◆ Task objective ◆
Write out all the material exactly. Leave nothing out.

** begin **

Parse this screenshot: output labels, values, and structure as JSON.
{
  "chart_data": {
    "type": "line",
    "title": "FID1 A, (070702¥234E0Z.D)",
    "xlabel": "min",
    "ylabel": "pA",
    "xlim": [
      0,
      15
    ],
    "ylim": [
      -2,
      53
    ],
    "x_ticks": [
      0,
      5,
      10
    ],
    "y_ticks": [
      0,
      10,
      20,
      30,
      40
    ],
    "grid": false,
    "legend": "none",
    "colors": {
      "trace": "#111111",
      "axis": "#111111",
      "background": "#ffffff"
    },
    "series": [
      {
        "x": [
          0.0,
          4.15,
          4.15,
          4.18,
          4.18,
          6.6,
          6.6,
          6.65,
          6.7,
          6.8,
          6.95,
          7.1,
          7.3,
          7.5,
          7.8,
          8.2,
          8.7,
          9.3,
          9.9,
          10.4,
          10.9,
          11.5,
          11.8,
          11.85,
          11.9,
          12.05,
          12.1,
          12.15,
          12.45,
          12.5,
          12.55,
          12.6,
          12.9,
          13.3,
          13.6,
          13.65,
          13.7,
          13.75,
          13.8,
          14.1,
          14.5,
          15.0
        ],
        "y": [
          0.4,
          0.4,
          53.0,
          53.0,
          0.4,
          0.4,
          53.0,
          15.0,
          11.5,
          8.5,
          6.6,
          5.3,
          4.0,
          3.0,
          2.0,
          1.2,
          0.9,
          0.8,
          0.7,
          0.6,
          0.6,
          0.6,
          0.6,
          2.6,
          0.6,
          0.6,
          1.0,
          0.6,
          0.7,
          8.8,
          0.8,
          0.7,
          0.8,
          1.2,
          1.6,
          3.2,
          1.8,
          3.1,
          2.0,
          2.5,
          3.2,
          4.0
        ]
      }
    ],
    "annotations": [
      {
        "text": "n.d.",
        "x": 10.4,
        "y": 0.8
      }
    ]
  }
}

** end **

◆ The solution ◆
Parse this screenshot: output labels, values, and structure as JSON.
{
  "chart_data": {
    "type": "line",
    "title": "FID1 A, (070702¥234E0Z.D)",
    "xlabel": "min",
    "ylabel": "pA",
    "xlim": [
      0,
      15
    ],
    "ylim": [
      -2,
      53
    ],
    "x_ticks": [
      0,
      5,
      10
    ],
    "y_ticks": [
      0,
      10,
      20,
      30,
      40
    ],
    "grid": false,
    "legend": "none",
    "colors": {
      "trace": "#111111",
      "axis": "#111111",
      "background": "#ffffff"
    },
    "series": [
      {
        "x": [
          0.0,
          4.15,
          4.15,
          4.18,
          4.18,
          6.6,
          6.6,
          6.65,
          6.7,
          6.8,
          6.95,
          7.1,
          7.3,
          7.5,
          7.8,
          8.2,
          8.7,
          9.3,
          9.9,
          10.4,
          10.9,
          11.5,
          11.8,
          11.85,
          11.9,
          12.05,
          12.1,
          12.15,
          12.45,
          12.5,
          12.55,
          12.6,
          12.9,
          13.3,
          13.6,
          13.65,
          13.7,
          13.75,
          13.8,
          14.1,
          14.5,
          15.0
        ],
        "y": [
          0.4,
          0.4,
          53.0,
          53.0,
          0.4,
          0.4,
          53.0,
          15.0,
          11.5,
          8.5,
          6.6,
          5.3,
          4.0,
          3.0,
          2.0,
          1.2,
          0.9,
          0.8,
          0.7,
          0.6,
          0.6,
          0.6,
          0.6,
          2.6,
          0.6,
          0.6,
          1.0,
          0.6,
          0.7,
          8.8,
          0.8,
          0.7,
          0.8,
          1.2,
          1.6,
          3.2,
          1.8,
          3.1,
          2.0,
          2.5,
          3.2,
          4.0
        ]
      }
    ],
    "annotations": [
      {
        "text": "n.d.",
        "x": 10.4,
        "y": 0.8
      }
    ]
  }
}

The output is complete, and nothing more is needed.